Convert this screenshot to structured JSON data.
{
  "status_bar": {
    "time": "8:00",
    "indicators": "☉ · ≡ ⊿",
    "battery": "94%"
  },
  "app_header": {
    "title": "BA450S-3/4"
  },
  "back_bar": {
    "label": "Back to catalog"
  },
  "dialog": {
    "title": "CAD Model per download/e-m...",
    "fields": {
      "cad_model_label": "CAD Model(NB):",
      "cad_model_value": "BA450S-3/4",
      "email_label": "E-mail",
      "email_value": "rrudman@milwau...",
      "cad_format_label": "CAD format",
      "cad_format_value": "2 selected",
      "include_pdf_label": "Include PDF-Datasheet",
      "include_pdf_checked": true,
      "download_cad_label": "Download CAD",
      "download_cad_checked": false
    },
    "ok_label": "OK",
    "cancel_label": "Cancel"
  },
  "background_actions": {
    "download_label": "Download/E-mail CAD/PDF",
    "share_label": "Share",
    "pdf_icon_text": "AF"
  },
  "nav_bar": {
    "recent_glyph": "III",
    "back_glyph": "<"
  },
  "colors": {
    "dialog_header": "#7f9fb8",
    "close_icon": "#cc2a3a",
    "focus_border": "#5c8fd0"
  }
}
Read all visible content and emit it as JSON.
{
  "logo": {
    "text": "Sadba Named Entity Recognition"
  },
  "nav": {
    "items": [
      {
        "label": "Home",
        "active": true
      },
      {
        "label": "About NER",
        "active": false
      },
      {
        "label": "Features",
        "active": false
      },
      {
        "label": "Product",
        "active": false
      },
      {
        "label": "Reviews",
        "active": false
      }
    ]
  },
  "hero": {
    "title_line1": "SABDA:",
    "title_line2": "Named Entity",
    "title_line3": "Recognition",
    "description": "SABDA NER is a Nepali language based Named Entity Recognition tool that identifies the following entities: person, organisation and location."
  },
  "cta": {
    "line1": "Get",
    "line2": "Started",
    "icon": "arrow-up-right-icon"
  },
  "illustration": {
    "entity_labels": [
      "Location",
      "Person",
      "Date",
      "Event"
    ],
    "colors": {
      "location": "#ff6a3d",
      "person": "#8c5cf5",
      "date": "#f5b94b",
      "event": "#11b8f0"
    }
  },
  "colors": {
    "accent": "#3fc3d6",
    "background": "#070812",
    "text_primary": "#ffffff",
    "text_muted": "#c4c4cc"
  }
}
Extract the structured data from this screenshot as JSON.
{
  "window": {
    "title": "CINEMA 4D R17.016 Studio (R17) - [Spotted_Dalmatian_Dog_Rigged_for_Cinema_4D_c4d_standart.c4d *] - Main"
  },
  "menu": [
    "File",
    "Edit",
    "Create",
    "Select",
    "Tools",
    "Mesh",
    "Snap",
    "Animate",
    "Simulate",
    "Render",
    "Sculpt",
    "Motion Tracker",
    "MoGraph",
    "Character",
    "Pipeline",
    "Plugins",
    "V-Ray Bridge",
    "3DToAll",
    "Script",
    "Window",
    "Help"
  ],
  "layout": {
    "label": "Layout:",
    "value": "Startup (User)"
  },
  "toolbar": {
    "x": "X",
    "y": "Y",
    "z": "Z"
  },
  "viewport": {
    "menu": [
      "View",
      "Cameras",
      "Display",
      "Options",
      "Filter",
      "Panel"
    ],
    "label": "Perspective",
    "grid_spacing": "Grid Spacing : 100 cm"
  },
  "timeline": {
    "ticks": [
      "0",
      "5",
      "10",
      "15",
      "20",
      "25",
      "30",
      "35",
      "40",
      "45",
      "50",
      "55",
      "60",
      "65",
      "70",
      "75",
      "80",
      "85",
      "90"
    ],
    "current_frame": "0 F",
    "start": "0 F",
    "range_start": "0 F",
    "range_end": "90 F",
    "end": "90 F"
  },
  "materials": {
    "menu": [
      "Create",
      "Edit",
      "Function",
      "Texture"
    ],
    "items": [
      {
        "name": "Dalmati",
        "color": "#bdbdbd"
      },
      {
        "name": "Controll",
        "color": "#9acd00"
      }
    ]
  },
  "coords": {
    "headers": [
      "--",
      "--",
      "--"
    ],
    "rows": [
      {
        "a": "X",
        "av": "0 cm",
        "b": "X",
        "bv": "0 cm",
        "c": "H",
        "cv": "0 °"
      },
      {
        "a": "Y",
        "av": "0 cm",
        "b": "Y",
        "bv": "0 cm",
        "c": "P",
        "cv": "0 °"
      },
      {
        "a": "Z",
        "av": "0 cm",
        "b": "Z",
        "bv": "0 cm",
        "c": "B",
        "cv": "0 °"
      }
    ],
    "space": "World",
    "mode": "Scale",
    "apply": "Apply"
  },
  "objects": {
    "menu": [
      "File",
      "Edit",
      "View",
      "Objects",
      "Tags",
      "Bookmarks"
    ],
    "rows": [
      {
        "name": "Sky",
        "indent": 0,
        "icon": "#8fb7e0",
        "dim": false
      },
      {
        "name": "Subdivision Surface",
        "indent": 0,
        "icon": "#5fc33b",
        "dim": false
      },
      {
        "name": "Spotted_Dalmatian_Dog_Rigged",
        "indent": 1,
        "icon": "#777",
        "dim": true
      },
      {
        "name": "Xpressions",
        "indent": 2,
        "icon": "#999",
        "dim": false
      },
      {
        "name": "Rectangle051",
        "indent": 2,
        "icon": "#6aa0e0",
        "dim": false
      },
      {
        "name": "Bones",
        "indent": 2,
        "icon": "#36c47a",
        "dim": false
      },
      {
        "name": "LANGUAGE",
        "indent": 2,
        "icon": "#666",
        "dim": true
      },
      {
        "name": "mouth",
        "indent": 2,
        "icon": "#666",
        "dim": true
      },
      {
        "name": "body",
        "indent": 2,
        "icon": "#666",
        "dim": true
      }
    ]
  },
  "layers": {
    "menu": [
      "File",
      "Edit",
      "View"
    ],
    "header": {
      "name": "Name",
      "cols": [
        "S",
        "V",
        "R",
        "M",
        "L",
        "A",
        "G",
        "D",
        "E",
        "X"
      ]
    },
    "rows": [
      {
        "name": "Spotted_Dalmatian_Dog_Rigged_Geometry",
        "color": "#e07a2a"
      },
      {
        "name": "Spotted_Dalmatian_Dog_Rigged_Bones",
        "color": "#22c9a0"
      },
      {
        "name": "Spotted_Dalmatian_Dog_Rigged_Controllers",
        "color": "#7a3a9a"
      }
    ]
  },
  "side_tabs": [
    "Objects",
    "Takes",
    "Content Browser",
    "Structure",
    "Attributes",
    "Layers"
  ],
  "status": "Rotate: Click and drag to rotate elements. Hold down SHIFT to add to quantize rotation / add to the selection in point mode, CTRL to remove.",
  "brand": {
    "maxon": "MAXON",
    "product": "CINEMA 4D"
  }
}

**Exercise**
Reproduce the whole listing word for word.

**Written solution**
Convert this screenshot to structured JSON data.
{
  "status_bar": {
    "time": "8:00",
    "indicators": "☉ · ≡ ⊿",
    "battery": "94%"
  },
  "app_header": {
    "title": "BA450S-3/4"
  },
  "back_bar": {
    "label": "Back to catalog"
  },
  "dialog": {
    "title": "CAD Model per download/e-m...",
    "fields": {
      "cad_model_label": "CAD Model(NB):",
      "cad_model_value": "BA450S-3/4",
      "email_label": "E-mail",
      "email_value": "rrudman@milwau...",
      "cad_format_label": "CAD format",
      "cad_format_value": "2 selected",
      "include_pdf_label": "Include PDF-Datasheet",
      "include_pdf_checked": true,
      "download_cad_label": "Download CAD",
      "download_cad_checked": false
    },
    "ok_label": "OK",
    "cancel_label": "Cancel"
  },
  "background_actions": {
    "download_label": "Download/E-mail CAD/PDF",
    "share_label": "Share",
    "pdf_icon_text": "AF"
  },
  "nav_bar": {
    "recent_glyph": "III",
    "back_glyph": "<"
  },
  "colors": {
    "dialog_header": "#7f9fb8",
    "close_icon": "#cc2a3a",
    "focus_border": "#5c8fd0"
  }
}
Read all visible content and emit it as JSON.
{
  "logo": {
    "text": "Sadba Named Entity Recognition"
  },
  "nav": {
    "items": [
      {
        "label": "Home",
        "active": true
      },
      {
        "label": "About NER",
        "active": false
      },
      {
        "label": "Features",
        "active": false
      },
      {
        "label": "Product",
        "active": false
      },
      {
        "label": "Reviews",
        "active": false
      }
    ]
  },
  "hero": {
    "title_line1": "SABDA:",
    "title_line2": "Named Entity",
    "title_line3": "Recognition",
    "description": "SABDA NER is a Nepali language based Named Entity Recognition tool that identifies the following entities: person, organisation and location."
  },
  "cta": {
    "line1": "Get",
    "line2": "Started",
    "icon": "arrow-up-right-icon"
  },
  "illustration": {
    "entity_labels": [
      "Location",
      "Person",
      "Date",
      "Event"
    ],
    "colors": {
      "location": "#ff6a3d",
      "person": "#8c5cf5",
      "date": "#f5b94b",
      "event": "#11b8f0"
    }
  },
  "colors": {
    "accent": "#3fc3d6",
    "background": "#070812",
    "text_primary": "#ffffff",
    "text_muted": "#c4c4cc"
  }
}
Extract the structured data from this screenshot as JSON.
{
  "window": {
    "title": "CINEMA 4D R17.016 Studio (R17) - [Spotted_Dalmatian_Dog_Rigged_for_Cinema_4D_c4d_standart.c4d *] - Main"
  },
  "menu": [
    "File",
    "Edit",
    "Create",
    "Select",
    "Tools",
    "Mesh",
    "Snap",
    "Animate",
    "Simulate",
    "Render",
    "Sculpt",
    "Motion Tracker",
    "MoGraph",
    "Character",
    "Pipeline",
    "Plugins",
    "V-Ray Bridge",
    "3DToAll",
    "Script",
    "Window",
    "Help"
  ],
  "layout": {
    "label": "Layout:",
    "value": "Startup (User)"
  },
  "toolbar": {
    "x": "X",
    "y": "Y",
    "z": "Z"
  },
  "viewport": {
    "menu": [
      "View",
      "Cameras",
      "Display",
      "Options",
      "Filter",
      "Panel"
    ],
    "label": "Perspective",
    "grid_spacing": "Grid Spacing : 100 cm"
  },
  "timeline": {
    "ticks": [
      "0",
      "5",
      "10",
      "15",
      "20",
      "25",
      "30",
      "35",
      "40",
      "45",
      "50",
      "55",
      "60",
      "65",
      "70",
      "75",
      "80",
      "85",
      "90"
    ],
    "current_frame": "0 F",
    "start": "0 F",
    "range_start": "0 F",
    "range_end": "90 F",
    "end": "90 F"
  },
  "materials": {
    "menu": [
      "Create",
      "Edit",
      "Function",
      "Texture"
    ],
    "items": [
      {
        "name": "Dalmati",
        "color": "#bdbdbd"
      },
      {
        "name": "Controll",
        "color": "#9acd00"
      }
    ]
  },
  "coords": {
    "headers": [
      "--",
      "--",
      "--"
    ],
    "rows": [
      {
        "a": "X",
        "av": "0 cm",
        "b": "X",
        "bv": "0 cm",
        "c": "H",
        "cv": "0 °"
      },
      {
        "a": "Y",
        "av": "0 cm",
        "b": "Y",
        "bv": "0 cm",
        "c": "P",
        "cv": "0 °"
      },
      {
        "a": "Z",
        "av": "0 cm",
        "b": "Z",
        "bv": "0 cm",
        "c": "B",
        "cv": "0 °"
      }
    ],
    "space": "World",
    "mode": "Scale",
    "apply": "Apply"
  },
  "objects": {
    "menu": [
      "File",
      "Edit",
      "View",
      "Objects",
      "Tags",
      "Bookmarks"
    ],
    "rows": [
      {
        "name": "Sky",
        "indent": 0,
        "icon": "#8fb7e0",
        "dim": false
      },
      {
        "name": "Subdivision Surface",
        "indent": 0,
        "icon": "#5fc33b",
        "dim": false
      },
      {
        "name": "Spotted_Dalmatian_Dog_Rigged",
        "indent": 1,
        "icon": "#777",
        "dim": true
      },
      {
        "name": "Xpressions",
        "indent": 2,
        "icon": "#999",
        "dim": false
      },
      {
        "name": "Rectangle051",
        "indent": 2,
        "icon": "#6aa0e0",
        "dim": false
      },
      {
        "name": "Bones",
        "indent": 2,
        "icon": "#36c47a",
        "dim": false
      },
      {
        "name": "LANGUAGE",
        "indent": 2,
        "icon": "#666",
        "dim": true
      },
      {
        "name": "mouth",
        "indent": 2,
        "icon": "#666",
        "dim": true
      },
      {
        "name": "body",
        "indent": 2,
        "icon": "#666",
        "dim": true
      }
    ]
  },
  "layers": {
    "menu": [
      "File",
      "Edit",
      "View"
    ],
    "header": {
      "name": "Name",
      "cols": [
        "S",
        "V",
        "R",
        "M",
        "L",
        "A",
        "G",
        "D",
        "E",
        "X"
      ]
    },
    "rows": [
      {
        "name": "Spotted_Dalmatian_Dog_Rigged_Geometry",
        "color": "#e07a2a"
      },
      {
        "name": "Spotted_Dalmatian_Dog_Rigged_Bones",
        "color": "#22c9a0"
      },
      {
        "name": "Spotted_Dalmatian_Dog_Rigged_Controllers",
        "color": "#7a3a9a"
      }
    ]
  },
  "side_tabs": [
    "Objects",
    "Takes",
    "Content Browser",
    "Structure",
    "Attributes",
    "Layers"
  ],
  "status": "Rotate: Click and drag to rotate elements. Hold down SHIFT to add to quantize rotation / add to the selection in point mode, CTRL to remove.",
  "brand": {
    "maxon": "MAXON",
    "product": "CINEMA 4D"
  }
}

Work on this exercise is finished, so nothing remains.